For avalanches of each type, one can also count the average number \({n}_{i}^{(T)}(T;{V}_{{\rm{th}}})\) in the response signals of their subavalanches that are above the threshold Vth, and have the duration which is not greater than T. Likewise, one can further find the numbers \({n}_{i}^{(S)}(S;{V}_{{\rm{th}}})\) of subavalanches with size not greater than S, and the numbers \({n}_{i}^{({T}_{{\rm{int}}})}({T}_{{\rm{int}}};{V}_{{\rm{th}}})\), \({n}_{i}^{({T}_{{\rm{end}}})}({T}_{{\rm{end}}};{V}_{{\rm{th}}})\), and \({n}_{i}^{({T}_{{\rm{ini}}})}({T}_{{\rm{ini}}};{V}_{{\rm{th}}})\) corresponding to internal waiting time Tint, and contributions Tend and Tini to the external waiting time, respectively. These numbers obey:

$${n}_{{\hat{{\rm{S}}}}_{b}i}^{(T)}(T/b;{b}^{x}{V}_{{\rm{th}}})={n}_{i}^{(T)}(T;{V}_{{\rm{th}}}),\quad {n}_{{\hat{{\rm{S}}}}_{b}i}^{(S)}({b}^{x-1}S;{b}^{x}{V}_{{\rm{th}}})={n}_{i}^{(S)}(S;{V}_{{\rm{th}}}),$$
(8)

▸ EXERCISE TASKS:
1. Please say whether each statement below agrees with the avalanche excerpt, answering yes or no and quoting the deciding words from it.
(a) The counted subavalanches lie above the threshold Vth and last no longer than T.
(b) Tend and Tini are contributions to the internal waiting time.
(c) The numbers tied to S count subavalanches whose size exceeds S.
2. Carry on with the avalanche excerpt, picking up right after equation (8).

(Element box annotations)
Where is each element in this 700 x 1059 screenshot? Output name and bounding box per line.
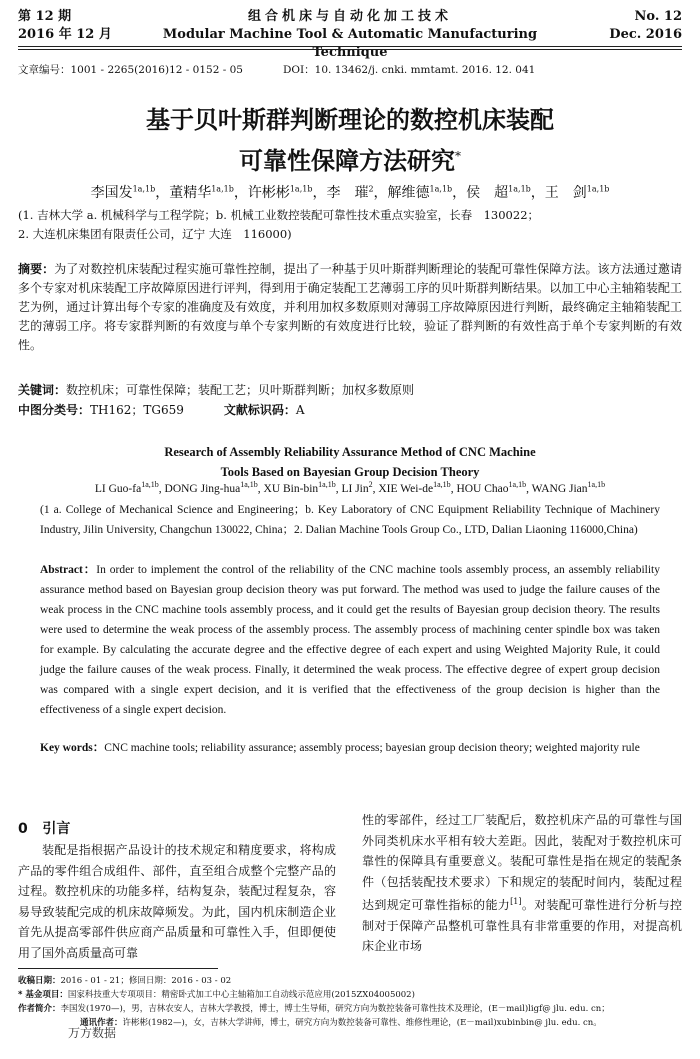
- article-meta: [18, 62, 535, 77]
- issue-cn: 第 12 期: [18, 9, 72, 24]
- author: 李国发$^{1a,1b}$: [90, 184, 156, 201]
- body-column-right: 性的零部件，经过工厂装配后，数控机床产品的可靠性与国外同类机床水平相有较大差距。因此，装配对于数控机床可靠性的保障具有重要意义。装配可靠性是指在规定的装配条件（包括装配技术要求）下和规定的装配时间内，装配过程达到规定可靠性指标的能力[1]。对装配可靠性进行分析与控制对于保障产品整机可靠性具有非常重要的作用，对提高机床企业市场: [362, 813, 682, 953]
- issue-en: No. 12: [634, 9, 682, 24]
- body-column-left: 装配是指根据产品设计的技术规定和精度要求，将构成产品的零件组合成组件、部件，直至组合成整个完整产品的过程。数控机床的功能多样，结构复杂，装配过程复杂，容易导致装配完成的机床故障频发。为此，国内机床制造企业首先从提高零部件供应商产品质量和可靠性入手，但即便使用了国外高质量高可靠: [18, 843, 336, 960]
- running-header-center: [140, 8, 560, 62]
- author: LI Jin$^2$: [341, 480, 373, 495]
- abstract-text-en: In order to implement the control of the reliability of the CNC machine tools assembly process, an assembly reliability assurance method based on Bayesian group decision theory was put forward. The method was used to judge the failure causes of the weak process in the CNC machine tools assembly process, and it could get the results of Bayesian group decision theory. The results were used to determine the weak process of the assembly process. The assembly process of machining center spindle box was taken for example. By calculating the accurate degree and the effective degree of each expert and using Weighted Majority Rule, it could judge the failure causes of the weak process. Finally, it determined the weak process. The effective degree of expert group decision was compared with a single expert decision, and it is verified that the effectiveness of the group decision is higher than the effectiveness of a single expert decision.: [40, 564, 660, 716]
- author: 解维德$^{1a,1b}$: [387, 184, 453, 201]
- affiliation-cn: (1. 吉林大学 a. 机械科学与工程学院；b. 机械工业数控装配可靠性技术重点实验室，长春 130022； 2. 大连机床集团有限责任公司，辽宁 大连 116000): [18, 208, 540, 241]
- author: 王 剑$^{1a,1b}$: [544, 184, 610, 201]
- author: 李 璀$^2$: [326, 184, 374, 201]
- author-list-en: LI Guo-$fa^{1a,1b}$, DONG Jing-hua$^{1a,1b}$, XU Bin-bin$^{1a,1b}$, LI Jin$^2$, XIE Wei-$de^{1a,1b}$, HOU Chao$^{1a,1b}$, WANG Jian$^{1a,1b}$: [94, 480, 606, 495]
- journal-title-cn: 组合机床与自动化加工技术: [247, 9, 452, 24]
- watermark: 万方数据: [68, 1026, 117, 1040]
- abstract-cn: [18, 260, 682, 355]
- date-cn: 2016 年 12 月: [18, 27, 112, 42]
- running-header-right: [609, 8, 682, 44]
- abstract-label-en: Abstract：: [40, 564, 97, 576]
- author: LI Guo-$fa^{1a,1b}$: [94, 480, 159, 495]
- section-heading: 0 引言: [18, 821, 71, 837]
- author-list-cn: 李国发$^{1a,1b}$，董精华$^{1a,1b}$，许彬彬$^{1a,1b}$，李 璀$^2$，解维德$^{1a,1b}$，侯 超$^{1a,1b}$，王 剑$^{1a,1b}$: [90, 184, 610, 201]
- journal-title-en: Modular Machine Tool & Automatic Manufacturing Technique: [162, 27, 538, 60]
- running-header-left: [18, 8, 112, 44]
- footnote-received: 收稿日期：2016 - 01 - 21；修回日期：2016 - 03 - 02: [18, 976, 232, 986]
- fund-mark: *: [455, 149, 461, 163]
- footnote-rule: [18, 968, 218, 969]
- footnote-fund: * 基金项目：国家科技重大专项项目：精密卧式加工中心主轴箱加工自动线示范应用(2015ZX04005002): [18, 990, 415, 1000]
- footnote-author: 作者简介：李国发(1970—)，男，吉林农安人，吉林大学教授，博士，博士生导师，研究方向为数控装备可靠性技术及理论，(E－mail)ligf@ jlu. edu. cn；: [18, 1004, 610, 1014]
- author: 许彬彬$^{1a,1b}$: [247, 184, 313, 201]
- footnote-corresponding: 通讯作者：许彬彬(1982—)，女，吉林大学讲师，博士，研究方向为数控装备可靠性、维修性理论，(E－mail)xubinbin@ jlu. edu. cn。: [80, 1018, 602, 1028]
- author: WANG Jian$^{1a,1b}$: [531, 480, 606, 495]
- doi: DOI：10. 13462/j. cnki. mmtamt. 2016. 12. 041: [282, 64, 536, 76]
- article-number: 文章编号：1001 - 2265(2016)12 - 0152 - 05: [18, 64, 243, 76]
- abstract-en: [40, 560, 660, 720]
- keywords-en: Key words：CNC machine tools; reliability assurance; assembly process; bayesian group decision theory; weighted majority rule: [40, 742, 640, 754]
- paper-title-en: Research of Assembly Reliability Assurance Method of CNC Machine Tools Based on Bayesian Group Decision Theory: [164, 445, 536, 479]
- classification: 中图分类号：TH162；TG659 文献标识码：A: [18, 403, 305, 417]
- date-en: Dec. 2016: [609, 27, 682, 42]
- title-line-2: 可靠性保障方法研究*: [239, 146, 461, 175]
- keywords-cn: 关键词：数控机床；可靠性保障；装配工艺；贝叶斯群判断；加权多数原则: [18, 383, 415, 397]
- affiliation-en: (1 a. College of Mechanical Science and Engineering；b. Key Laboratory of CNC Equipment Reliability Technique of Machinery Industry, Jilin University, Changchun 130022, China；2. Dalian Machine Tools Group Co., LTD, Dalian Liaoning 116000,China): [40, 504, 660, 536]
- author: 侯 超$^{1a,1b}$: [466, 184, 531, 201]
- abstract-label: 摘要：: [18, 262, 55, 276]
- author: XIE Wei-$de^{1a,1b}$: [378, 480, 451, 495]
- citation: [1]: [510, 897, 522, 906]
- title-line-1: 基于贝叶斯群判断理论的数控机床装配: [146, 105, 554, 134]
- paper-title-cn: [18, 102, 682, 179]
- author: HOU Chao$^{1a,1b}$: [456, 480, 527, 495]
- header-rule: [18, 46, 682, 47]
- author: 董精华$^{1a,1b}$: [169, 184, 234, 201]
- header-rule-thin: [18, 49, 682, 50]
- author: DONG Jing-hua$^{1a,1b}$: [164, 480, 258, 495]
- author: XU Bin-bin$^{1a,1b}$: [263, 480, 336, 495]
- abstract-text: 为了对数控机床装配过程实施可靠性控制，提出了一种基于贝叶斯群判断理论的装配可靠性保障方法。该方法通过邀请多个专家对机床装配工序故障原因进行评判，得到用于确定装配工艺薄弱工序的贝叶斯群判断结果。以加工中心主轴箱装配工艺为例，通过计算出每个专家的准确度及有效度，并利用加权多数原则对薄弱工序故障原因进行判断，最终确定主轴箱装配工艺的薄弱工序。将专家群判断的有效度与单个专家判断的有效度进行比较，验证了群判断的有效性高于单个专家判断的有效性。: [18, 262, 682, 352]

▸ RESPONSES:
1.
(a) Yes: "their subavalanches that are above the threshold Vth, and have the duration which is not greater than T"
(b) No: "contributions Tend and Tini to the external waiting time"
(c) No: "subavalanches with size not greater than S"

2.
$${n}_{{\hat{{\rm{S}}}}_{b}i}^{({T}_{{\rm{int}}})}({T}_{{\rm{int}}}/b;{b}^{x}{V}_{{\rm{th}}})={n}_{i}^{({T}_{{\rm{int}}})}({T}_{{\rm{int}}};{V}_{{\rm{th}}}),$$
(9)
$${n}_{{\hat{{\rm{S}}}}_{b}i}^{({T}_{{\rm{end}}})}({T}_{{\rm{end}}}/b;{b}^{x}{V}_{{\rm{th}}})={n}_{i}^{({T}_{{\rm{end}}})}({T}_{{\rm{end}}};{V}_{{\rm{th}}}),\quad {n}_{{\hat{{\rm{S}}}}_{b}i}^{({T}_{{\rm{ini}}})}({T}_{{\rm{ini}}}/b;{b}^{x}{V}_{{\rm{th}}})={n}_{i}^{({T}_{{\rm{ini}}})}({T}_{{\rm{ini}}};{V}_{{\rm{th}}}).$$
(10)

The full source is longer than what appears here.